What is asked =
Decide whether each statement agrees with the text on the title Minister of State, answering yes or no and quoting the text's deciding words: (a) In Luxembourg, the title Prime Minister came into use before the head of government held the title Minister of State. (b) In French protocol, Ministres d'État rank after the Prime Minister. (c) The Minister of State of Monaco is appointed by the Prince of Monaco.

Excerpt provided =
= Minister of State =

Junior minister assigned to assist a specific cabinet minister

Minister of state is a designation for a government minister, with varying meanings in different jurisdictions. In a number of European countries, the title is given as an honorific conferring a higher rank, often bestowed upon senior ministers. Conversely, in the United Kingdom and several other Commonwealth countries, "minister of state" is a junior rank, subordinate to a minister of higher rank. Finally, in other countries such as Australia, Brazil and Japan, all government ministers hold the title of "minister of state".

==High government ranks==
In several national traditions, the title "Minister of State" is reserved for government members of cabinet rank, often a formal distinction within it, or even its chief.
- Brazil: Minister of State (Ministro de Estado) is the title borne by all members of the Federal Cabinet.
- Chile: Minister of State (Spanish: Ministro de Estado) is the title borne by all heads of the Ministries.
- France: Under the Fifth Republic, Minister of State (Ministre d'État in French) is an honorific title bestowed upon nomination as a Minister. Ministres d'État, in the protocol, rank after the Prime Minister and before the other Ministers but enjoy no other specific prerogatives. Initially, the title of Ministres d'État didn't explicitly include a portfolio (a practice common under previous regimes), although in time both the title and a specific portfolio have since normally been conferred together. As under previous regimes, a series of Ministres d'État in the same cabinet may also reflect a balance between the different political trends in the ruling party (or within the ruling coalition). A Ministre d'État is not to be confused with a Secretary of State (Secrétaire d'État), a Junior minister assisting a Minister and who may only attend cabinet meeting if the topic discussed touches his responsibilities. Former Ministres d'État include former French President Nicolas Sarkozy.
- Japan: Minister of State is the title borne by all members of the Japanese Cabinet.
- Kenya: A Minister of State generically refers to a more senior minister by virtue of the revenue power, or security implications of their ministry. For instance, ministries housed under the Office of the President, Office of the Deputy President and Office of the Prime Minister are titled as "Ministries of State for". Actual examples include Ministry of State for Internal Security and Provincial Administration; Ministry of State for Immigration; and Ministry of State for Public Service.
- Luxembourg: Minister of State (French: Ministre d'État; Luxembourgish and German: Staatsminister) is an additional title borne by the Prime Minister. Unlike the title 'Prime Minister' (French: Premier ministre; Luxembourgish: Premier; German: Premierminister), which was instituted only in 1989, that of Minister of State has been held by the head of government since 1848. As Minister of State, his role is to control and coordinate the activities of the other Ministers.
- Monaco: The Minister of State of Monaco is the Principality's head of government, appointed by and subordinate to the Prince of Monaco and responsible for enforcing its laws.

Data entries =
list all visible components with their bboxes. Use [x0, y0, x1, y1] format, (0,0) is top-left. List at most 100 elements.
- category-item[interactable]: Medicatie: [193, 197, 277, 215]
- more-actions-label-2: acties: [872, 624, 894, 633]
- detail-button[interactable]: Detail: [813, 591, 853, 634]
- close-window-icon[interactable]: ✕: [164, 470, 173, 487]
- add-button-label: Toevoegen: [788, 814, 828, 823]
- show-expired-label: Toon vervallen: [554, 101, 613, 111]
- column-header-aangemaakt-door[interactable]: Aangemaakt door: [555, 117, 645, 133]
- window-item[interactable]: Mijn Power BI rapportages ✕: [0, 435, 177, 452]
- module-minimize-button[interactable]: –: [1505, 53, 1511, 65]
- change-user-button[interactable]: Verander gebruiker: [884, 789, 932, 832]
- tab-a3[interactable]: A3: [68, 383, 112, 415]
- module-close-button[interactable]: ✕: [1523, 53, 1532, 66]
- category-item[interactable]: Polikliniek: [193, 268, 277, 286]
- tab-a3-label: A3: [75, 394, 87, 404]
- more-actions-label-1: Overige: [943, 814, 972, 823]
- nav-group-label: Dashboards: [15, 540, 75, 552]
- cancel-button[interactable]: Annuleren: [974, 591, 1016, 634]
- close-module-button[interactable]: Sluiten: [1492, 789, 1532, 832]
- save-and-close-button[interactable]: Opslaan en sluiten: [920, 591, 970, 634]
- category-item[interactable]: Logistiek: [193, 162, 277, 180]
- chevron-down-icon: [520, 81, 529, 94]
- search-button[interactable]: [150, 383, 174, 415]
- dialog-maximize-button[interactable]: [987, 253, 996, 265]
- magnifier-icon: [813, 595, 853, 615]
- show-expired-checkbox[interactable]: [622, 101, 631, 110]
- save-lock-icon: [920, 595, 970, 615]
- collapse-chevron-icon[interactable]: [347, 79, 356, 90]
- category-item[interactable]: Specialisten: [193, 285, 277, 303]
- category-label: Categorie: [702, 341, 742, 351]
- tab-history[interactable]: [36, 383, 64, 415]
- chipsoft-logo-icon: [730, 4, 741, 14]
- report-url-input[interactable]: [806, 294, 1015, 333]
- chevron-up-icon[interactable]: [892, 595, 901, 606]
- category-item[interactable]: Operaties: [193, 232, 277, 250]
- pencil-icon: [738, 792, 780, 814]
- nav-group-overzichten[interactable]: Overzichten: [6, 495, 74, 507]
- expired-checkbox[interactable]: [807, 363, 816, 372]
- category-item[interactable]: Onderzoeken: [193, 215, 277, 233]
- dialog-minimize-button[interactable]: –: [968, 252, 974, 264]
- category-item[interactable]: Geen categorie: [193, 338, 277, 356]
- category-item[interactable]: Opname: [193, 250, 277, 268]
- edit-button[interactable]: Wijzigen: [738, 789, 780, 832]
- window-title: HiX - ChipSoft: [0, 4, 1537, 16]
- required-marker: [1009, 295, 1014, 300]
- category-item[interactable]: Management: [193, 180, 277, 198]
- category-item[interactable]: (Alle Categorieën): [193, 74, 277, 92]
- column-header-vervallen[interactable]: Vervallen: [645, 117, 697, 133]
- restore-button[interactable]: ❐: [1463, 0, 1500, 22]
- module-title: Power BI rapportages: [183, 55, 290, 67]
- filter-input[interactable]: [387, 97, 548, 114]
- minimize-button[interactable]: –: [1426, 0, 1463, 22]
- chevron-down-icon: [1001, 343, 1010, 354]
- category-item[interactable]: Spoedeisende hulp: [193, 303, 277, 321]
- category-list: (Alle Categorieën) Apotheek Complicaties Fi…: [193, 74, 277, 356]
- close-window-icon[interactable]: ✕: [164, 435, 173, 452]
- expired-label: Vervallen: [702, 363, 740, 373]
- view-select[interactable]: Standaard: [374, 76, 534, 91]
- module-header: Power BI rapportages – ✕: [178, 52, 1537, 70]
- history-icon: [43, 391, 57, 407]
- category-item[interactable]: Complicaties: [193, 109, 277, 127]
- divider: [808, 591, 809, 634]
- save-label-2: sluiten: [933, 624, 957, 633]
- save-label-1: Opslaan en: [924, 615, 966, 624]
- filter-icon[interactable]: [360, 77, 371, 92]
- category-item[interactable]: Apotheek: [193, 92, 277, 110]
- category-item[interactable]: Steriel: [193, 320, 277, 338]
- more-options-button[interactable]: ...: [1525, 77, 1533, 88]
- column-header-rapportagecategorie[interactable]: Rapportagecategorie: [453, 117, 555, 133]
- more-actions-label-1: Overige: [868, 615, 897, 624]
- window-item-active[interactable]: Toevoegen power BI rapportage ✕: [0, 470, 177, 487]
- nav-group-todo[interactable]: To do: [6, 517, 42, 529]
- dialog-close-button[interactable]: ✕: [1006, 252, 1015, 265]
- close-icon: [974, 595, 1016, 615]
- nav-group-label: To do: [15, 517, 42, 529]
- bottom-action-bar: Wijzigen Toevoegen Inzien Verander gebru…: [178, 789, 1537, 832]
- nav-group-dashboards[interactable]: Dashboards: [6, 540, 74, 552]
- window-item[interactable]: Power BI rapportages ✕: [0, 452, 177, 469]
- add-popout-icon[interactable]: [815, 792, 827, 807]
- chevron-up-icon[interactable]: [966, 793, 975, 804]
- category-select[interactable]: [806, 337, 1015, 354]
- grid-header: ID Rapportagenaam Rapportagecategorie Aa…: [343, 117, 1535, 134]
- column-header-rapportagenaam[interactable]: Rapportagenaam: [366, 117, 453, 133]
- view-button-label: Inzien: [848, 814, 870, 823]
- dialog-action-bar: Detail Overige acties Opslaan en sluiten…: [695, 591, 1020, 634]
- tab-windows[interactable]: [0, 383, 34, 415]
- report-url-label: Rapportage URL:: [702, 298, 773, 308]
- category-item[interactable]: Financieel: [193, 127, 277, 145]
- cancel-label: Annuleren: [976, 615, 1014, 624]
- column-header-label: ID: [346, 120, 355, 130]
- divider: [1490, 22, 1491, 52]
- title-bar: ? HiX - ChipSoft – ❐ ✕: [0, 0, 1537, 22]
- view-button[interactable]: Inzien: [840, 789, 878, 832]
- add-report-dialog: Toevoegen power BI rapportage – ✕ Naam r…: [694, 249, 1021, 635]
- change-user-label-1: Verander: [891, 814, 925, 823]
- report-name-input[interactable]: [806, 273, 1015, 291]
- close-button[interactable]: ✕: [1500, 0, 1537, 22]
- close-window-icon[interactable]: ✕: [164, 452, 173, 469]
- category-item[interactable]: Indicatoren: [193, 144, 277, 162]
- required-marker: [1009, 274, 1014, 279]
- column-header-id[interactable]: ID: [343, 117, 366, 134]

Result of the exercise =
(a) No: "which was instituted only in 1989, that of Minister of State has been held by the head of government since 1848."
(b) Yes: "Ministres d'État, in the protocol, rank after the Prime Minister and before the other Ministers"
(c) Yes: "appointed by and subordinate to the Prince of Monaco"